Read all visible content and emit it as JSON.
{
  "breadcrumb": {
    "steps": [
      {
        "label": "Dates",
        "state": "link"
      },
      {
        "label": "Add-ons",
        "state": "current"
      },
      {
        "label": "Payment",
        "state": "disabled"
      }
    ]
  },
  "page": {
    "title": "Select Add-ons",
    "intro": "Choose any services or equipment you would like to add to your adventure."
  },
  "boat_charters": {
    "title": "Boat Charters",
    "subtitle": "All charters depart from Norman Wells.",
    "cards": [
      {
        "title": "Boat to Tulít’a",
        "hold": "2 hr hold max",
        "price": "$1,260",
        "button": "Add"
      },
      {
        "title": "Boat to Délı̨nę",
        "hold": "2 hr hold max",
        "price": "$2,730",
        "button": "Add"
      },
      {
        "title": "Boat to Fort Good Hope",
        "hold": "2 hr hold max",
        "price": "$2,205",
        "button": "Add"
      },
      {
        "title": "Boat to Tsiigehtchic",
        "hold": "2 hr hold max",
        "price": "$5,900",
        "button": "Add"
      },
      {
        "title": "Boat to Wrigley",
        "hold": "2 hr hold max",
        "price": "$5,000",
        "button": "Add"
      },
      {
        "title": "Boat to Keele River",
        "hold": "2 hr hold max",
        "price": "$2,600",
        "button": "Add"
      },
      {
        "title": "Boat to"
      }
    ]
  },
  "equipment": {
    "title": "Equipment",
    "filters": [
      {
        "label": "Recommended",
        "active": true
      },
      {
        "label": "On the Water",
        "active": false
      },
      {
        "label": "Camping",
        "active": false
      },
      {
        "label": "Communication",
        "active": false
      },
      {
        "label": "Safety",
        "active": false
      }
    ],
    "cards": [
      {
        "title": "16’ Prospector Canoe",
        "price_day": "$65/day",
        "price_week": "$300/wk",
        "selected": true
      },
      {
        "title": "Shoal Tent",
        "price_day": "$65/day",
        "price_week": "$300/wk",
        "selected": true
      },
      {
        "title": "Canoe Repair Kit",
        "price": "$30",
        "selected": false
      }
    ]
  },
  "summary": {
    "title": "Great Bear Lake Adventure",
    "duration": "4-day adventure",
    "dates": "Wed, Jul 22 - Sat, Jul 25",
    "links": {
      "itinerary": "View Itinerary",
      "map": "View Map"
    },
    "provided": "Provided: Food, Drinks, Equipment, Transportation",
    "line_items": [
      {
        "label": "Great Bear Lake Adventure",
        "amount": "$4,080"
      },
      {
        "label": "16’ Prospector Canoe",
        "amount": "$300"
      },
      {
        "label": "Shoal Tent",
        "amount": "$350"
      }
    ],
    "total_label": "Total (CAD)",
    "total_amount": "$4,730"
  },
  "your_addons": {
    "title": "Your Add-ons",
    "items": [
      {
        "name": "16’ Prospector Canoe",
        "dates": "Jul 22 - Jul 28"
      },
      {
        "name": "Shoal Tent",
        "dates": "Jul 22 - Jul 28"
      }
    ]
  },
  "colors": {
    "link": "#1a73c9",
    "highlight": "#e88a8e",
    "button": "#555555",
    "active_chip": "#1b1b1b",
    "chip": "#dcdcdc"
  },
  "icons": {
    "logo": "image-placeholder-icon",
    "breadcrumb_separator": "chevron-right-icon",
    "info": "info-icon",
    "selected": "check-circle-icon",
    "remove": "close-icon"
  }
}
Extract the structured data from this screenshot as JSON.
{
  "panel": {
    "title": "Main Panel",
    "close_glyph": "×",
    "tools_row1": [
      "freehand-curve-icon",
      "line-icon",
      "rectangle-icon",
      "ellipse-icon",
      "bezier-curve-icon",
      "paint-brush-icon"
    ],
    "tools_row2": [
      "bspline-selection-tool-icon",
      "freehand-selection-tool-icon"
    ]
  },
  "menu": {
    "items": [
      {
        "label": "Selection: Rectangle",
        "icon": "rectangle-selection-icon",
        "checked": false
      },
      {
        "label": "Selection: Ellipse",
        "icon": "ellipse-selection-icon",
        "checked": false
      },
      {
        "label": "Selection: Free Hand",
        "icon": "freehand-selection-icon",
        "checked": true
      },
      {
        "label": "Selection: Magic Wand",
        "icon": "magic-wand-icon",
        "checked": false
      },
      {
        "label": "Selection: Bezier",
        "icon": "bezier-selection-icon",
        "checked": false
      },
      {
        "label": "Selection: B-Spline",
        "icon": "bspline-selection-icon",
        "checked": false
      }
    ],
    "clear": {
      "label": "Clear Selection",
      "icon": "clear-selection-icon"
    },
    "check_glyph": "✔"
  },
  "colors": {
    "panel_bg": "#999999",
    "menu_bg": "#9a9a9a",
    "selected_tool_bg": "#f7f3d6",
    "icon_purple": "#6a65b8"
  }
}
---*---
> _Task description_
Retype exactly, please, each line from the line that contains "Extract the structured" through the last line of the entries above, with nothing added.

> _Response to this task_
Extract the structured data from this screenshot as JSON.
{
  "panel": {
    "title": "Main Panel",
    "close_glyph": "×",
    "tools_row1": [
      "freehand-curve-icon",
      "line-icon",
      "rectangle-icon",
      "ellipse-icon",
      "bezier-curve-icon",
      "paint-brush-icon"
    ],
    "tools_row2": [
      "bspline-selection-tool-icon",
      "freehand-selection-tool-icon"
    ]
  },
  "menu": {
    "items": [
      {
        "label": "Selection: Rectangle",
        "icon": "rectangle-selection-icon",
        "checked": false
      },
      {
        "label": "Selection: Ellipse",
        "icon": "ellipse-selection-icon",
        "checked": false
      },
      {
        "label": "Selection: Free Hand",
        "icon": "freehand-selection-icon",
        "checked": true
      },
      {
        "label": "Selection: Magic Wand",
        "icon": "magic-wand-icon",
        "checked": false
      },
      {
        "label": "Selection: Bezier",
        "icon": "bezier-selection-icon",
        "checked": false
      },
      {
        "label": "Selection: B-Spline",
        "icon": "bspline-selection-icon",
        "checked": false
      }
    ],
    "clear": {
      "label": "Clear Selection",
      "icon": "clear-selection-icon"
    },
    "check_glyph": "✔"
  },
  "colors": {
    "panel_bg": "#999999",
    "menu_bg": "#9a9a9a",
    "selected_tool_bg": "#f7f3d6",
    "icon_purple": "#6a65b8"
  }
}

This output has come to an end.